__Stated task__:
Records follow. Select each line holding "network".

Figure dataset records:
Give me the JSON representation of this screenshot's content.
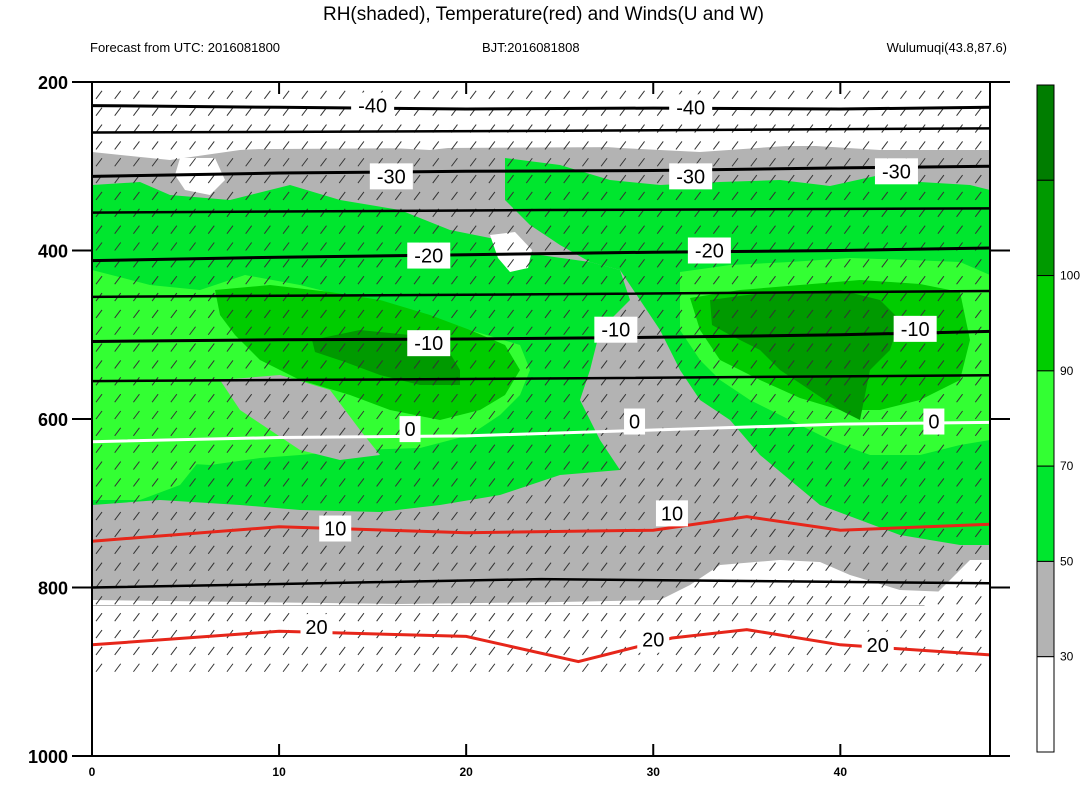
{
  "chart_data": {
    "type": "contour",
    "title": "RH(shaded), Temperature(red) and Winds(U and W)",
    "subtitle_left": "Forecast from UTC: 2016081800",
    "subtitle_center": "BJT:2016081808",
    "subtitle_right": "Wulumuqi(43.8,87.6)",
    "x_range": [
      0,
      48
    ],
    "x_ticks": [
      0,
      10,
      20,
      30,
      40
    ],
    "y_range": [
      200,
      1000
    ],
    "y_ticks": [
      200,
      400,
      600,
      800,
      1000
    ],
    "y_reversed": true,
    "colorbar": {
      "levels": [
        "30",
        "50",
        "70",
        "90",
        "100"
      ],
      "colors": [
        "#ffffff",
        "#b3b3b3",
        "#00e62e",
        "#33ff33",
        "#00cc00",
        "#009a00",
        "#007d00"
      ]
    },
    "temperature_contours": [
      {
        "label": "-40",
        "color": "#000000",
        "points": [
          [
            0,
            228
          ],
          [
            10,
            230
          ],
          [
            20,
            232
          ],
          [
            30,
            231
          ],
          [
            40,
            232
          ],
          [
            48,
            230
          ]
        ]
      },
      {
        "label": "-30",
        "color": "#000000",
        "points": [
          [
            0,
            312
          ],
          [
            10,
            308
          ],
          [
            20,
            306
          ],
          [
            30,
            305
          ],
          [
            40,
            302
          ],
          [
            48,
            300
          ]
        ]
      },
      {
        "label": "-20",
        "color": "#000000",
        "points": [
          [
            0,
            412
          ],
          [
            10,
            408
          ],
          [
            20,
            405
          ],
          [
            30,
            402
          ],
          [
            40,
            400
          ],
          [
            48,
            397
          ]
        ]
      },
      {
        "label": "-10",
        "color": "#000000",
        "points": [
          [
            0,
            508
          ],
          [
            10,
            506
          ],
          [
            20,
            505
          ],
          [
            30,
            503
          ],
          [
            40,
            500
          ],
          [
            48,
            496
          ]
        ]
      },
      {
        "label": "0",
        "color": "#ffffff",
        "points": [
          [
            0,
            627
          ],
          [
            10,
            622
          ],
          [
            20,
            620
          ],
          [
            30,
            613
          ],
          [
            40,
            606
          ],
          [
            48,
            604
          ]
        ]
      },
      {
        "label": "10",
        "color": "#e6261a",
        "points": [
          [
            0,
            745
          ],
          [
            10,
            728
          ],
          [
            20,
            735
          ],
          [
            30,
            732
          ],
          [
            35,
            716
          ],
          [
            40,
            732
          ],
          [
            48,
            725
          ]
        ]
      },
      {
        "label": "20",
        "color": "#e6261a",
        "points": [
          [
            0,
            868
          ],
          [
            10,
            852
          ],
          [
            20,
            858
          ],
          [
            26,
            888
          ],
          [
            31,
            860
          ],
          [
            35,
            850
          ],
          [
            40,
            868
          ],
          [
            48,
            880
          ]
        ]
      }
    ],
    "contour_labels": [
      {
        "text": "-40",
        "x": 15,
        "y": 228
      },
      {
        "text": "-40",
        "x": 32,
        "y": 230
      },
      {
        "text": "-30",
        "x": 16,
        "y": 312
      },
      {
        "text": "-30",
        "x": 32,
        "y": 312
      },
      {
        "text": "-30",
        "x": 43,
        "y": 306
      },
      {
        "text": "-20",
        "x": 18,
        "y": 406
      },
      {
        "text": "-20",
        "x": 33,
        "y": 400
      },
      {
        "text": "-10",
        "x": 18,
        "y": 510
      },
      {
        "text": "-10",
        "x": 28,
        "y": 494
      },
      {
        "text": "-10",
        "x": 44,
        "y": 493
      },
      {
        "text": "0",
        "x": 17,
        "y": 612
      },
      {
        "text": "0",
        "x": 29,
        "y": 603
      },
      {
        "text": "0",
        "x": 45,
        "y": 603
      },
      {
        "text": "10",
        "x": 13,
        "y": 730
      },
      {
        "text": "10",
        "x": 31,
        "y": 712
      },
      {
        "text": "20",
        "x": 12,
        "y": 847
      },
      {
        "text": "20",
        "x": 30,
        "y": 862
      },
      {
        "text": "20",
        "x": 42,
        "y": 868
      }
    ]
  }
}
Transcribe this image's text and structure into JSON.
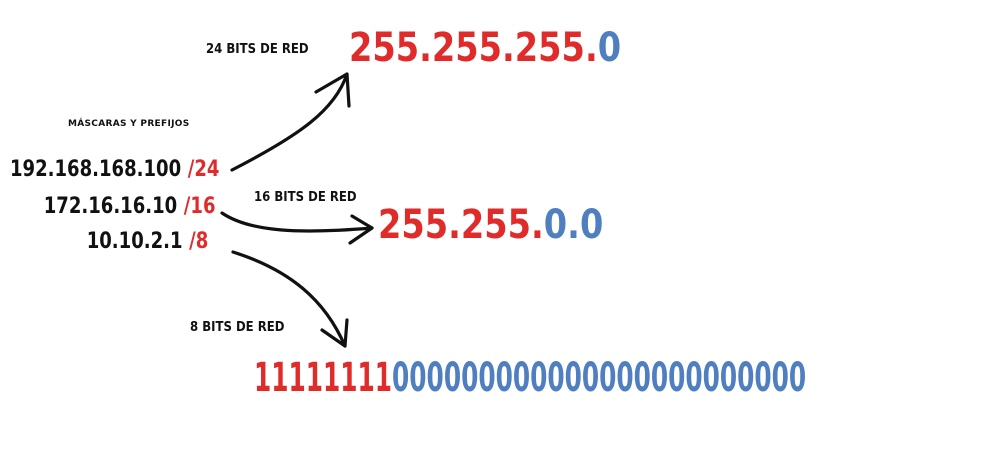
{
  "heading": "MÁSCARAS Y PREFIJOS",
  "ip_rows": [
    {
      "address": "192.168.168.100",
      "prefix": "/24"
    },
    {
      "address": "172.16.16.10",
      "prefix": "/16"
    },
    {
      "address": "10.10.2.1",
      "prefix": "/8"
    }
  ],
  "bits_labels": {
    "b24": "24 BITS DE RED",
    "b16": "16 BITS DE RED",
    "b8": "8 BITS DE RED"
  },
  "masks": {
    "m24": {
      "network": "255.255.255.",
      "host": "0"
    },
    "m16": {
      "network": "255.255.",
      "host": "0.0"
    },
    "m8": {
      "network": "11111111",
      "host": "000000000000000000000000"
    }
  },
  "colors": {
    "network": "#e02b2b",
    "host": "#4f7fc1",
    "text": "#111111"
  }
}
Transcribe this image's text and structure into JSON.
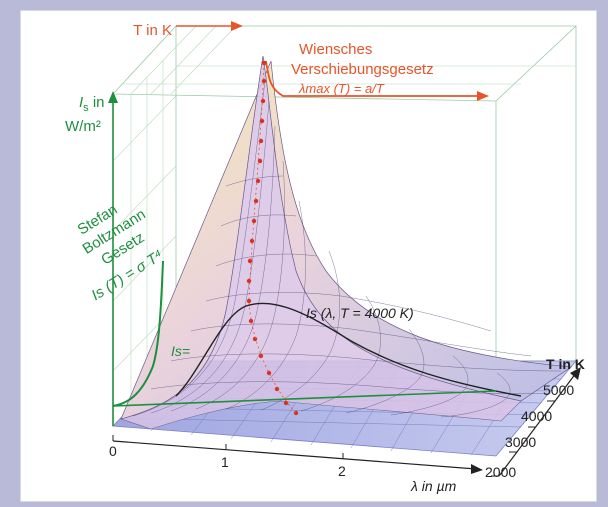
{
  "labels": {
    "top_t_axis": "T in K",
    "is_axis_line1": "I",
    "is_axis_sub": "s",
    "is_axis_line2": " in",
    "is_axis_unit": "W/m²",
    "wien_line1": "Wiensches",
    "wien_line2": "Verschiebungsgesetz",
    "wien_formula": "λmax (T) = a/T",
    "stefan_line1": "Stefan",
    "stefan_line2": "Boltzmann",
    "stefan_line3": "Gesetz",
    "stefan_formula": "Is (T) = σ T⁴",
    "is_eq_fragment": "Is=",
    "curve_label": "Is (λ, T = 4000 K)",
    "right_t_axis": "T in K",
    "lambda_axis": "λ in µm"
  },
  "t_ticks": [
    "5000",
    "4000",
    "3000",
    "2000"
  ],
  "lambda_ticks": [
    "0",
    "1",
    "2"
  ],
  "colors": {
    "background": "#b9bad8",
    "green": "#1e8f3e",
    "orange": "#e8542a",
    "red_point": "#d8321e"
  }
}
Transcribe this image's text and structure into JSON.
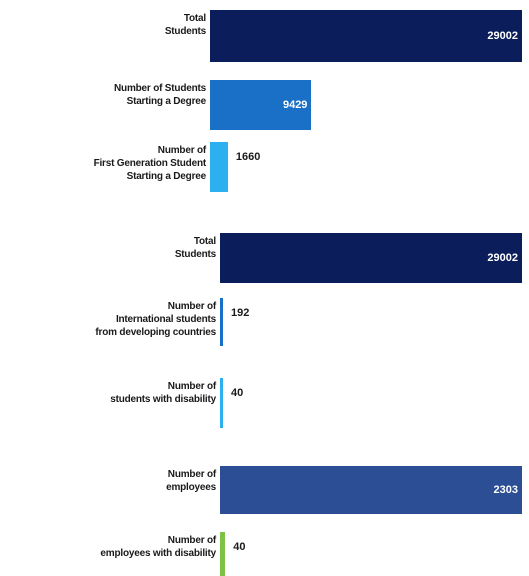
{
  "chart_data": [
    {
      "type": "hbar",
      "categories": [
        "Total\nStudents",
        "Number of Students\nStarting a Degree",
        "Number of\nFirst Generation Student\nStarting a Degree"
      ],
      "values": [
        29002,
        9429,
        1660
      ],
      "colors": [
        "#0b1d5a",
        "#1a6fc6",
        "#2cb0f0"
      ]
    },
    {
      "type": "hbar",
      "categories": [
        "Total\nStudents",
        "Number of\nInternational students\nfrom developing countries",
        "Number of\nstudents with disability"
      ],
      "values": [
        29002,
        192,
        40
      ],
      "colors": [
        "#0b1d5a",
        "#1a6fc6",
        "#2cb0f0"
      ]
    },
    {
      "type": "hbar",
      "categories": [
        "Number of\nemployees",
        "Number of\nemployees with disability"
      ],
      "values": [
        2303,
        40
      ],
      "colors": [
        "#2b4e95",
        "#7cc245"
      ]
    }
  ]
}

__The completed task__:
      "network": "255.255.255.",
      "network": "255.255.",
      "network": "11111111",
    "network": "#e02b2b",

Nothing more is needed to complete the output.